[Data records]
%%
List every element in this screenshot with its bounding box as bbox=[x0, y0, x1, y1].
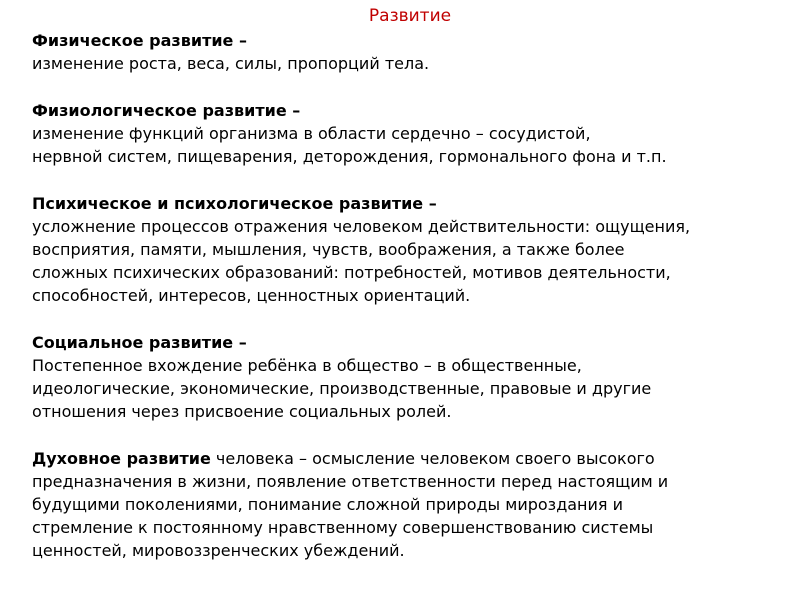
section-heading: Физиологическое развитие – bbox=[32, 101, 301, 120]
section-text-line: усложнение процессов отражения человеком действительности: ощущения, bbox=[32, 217, 691, 236]
section-text-line: Постепенное вхождение ребёнка в общество – в общественные, bbox=[32, 356, 582, 375]
section-text-line: идеологические, экономические, производственные, правовые и другие bbox=[32, 379, 652, 398]
section-text-line: нервной систем, пищеварения, деторождения, гормонального фона и т.п. bbox=[32, 147, 667, 166]
section-text-inline: человека – осмысление человеком своего высокого bbox=[210, 449, 655, 468]
section-text-line: сложных психических образований: потребностей, мотивов деятельности, bbox=[32, 263, 671, 282]
section-psychological bbox=[32, 192, 780, 307]
section-text-line: восприятия, памяти, мышления, чувств, воображения, а также более bbox=[32, 240, 625, 259]
section-text-line: способностей, интересов, ценностных ориентаций. bbox=[32, 286, 471, 305]
section-text-line: предназначения в жизни, появление ответственности перед настоящим и bbox=[32, 472, 669, 491]
section-social bbox=[32, 331, 780, 423]
section-text-line: будущими поколениями, понимание сложной природы мироздания и bbox=[32, 495, 624, 514]
section-physical bbox=[32, 29, 780, 75]
section-heading: Психическое и психологическое развитие – bbox=[32, 194, 437, 213]
section-spiritual bbox=[32, 447, 780, 562]
section-text-line: стремление к постоянному нравственному совершенствованию системы bbox=[32, 518, 654, 537]
section-text-line: изменение функций организма в области сердечно – сосудистой, bbox=[32, 124, 591, 143]
section-heading: Социальное развитие – bbox=[32, 333, 247, 352]
section-text-line: ценностей, мировоззренческих убеждений. bbox=[32, 541, 405, 560]
slide-title: Развитие bbox=[368, 6, 452, 26]
section-first-line bbox=[32, 447, 780, 470]
section-heading: Духовное развитие bbox=[32, 449, 211, 468]
section-text-line: изменение роста, веса, силы, пропорций тела. bbox=[32, 54, 430, 73]
section-heading: Физическое развитие – bbox=[32, 31, 247, 50]
section-text-line: отношения через присвоение социальных ролей. bbox=[32, 402, 452, 421]
section-physiological bbox=[32, 99, 780, 168]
%%
Required task
Transcribe every line of the material above without any change, omitting the pictures from your answer.

Completed task
List every element in this screenshot with its bounding box as bbox=[x0, y0, x1, y1].
section-heading: Физиологическое развитие – bbox=[32, 101, 301, 120]
section-text-line: усложнение процессов отражения человеком действительности: ощущения, bbox=[32, 217, 691, 236]
section-text-line: Постепенное вхождение ребёнка в общество – в общественные, bbox=[32, 356, 582, 375]
section-text-line: идеологические, экономические, производственные, правовые и другие bbox=[32, 379, 652, 398]
section-text-line: нервной систем, пищеварения, деторождения, гормонального фона и т.п. bbox=[32, 147, 667, 166]
section-text-inline: человека – осмысление человеком своего высокого bbox=[210, 449, 655, 468]
section-text-line: сложных психических образований: потребностей, мотивов деятельности, bbox=[32, 263, 671, 282]
section-psychological bbox=[32, 192, 780, 307]
section-text-line: восприятия, памяти, мышления, чувств, воображения, а также более bbox=[32, 240, 625, 259]
section-text-line: способностей, интересов, ценностных ориентаций. bbox=[32, 286, 471, 305]
section-text-line: предназначения в жизни, появление ответственности перед настоящим и bbox=[32, 472, 669, 491]
section-social bbox=[32, 331, 780, 423]
section-text-line: будущими поколениями, понимание сложной природы мироздания и bbox=[32, 495, 624, 514]
section-physical bbox=[32, 29, 780, 75]
section-heading: Психическое и психологическое развитие – bbox=[32, 194, 437, 213]
section-spiritual bbox=[32, 447, 780, 562]
section-text-line: стремление к постоянному нравственному совершенствованию системы bbox=[32, 518, 654, 537]
section-text-line: изменение функций организма в области сердечно – сосудистой, bbox=[32, 124, 591, 143]
section-heading: Социальное развитие – bbox=[32, 333, 247, 352]
section-text-line: ценностей, мировоззренческих убеждений. bbox=[32, 541, 405, 560]
slide-title: Развитие bbox=[368, 6, 452, 26]
section-first-line bbox=[32, 447, 780, 470]
section-heading: Духовное развитие bbox=[32, 449, 211, 468]
section-text-line: изменение роста, веса, силы, пропорций тела. bbox=[32, 54, 430, 73]
section-heading: Физическое развитие – bbox=[32, 31, 247, 50]
section-text-line: отношения через присвоение социальных ролей. bbox=[32, 402, 452, 421]
section-physiological bbox=[32, 99, 780, 168]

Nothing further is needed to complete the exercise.